**Listing**
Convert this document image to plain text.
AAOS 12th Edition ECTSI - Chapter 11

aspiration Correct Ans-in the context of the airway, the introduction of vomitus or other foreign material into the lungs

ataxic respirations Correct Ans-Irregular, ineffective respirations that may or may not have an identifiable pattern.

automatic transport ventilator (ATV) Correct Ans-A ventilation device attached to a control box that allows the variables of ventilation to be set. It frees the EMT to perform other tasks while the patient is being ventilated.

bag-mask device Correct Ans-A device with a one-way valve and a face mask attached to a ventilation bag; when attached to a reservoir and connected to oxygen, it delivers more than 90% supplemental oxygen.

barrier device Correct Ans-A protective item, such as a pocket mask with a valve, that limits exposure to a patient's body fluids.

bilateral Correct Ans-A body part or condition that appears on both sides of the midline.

**Task statement**
Transcribe the material above in its entirety. Match it exactly.

**Problem solution**
Convert this document image to plain text.
AAOS 12th Edition ECTSI - Chapter 11

aspiration Correct Ans-in the context of the airway, the introduction of vomitus or other foreign material into the lungs

ataxic respirations Correct Ans-Irregular, ineffective respirations that may or may not have an identifiable pattern.

automatic transport ventilator (ATV) Correct Ans-A ventilation device attached to a control box that allows the variables of ventilation to be set. It frees the EMT to perform other tasks while the patient is being ventilated.

bag-mask device Correct Ans-A device with a one-way valve and a face mask attached to a ventilation bag; when attached to a reservoir and connected to oxygen, it delivers more than 90% supplemental oxygen.

barrier device Correct Ans-A protective item, such as a pocket mask with a valve, that limits exposure to a patient's body fluids.

bilateral Correct Ans-A body part or condition that appears on both sides of the midline.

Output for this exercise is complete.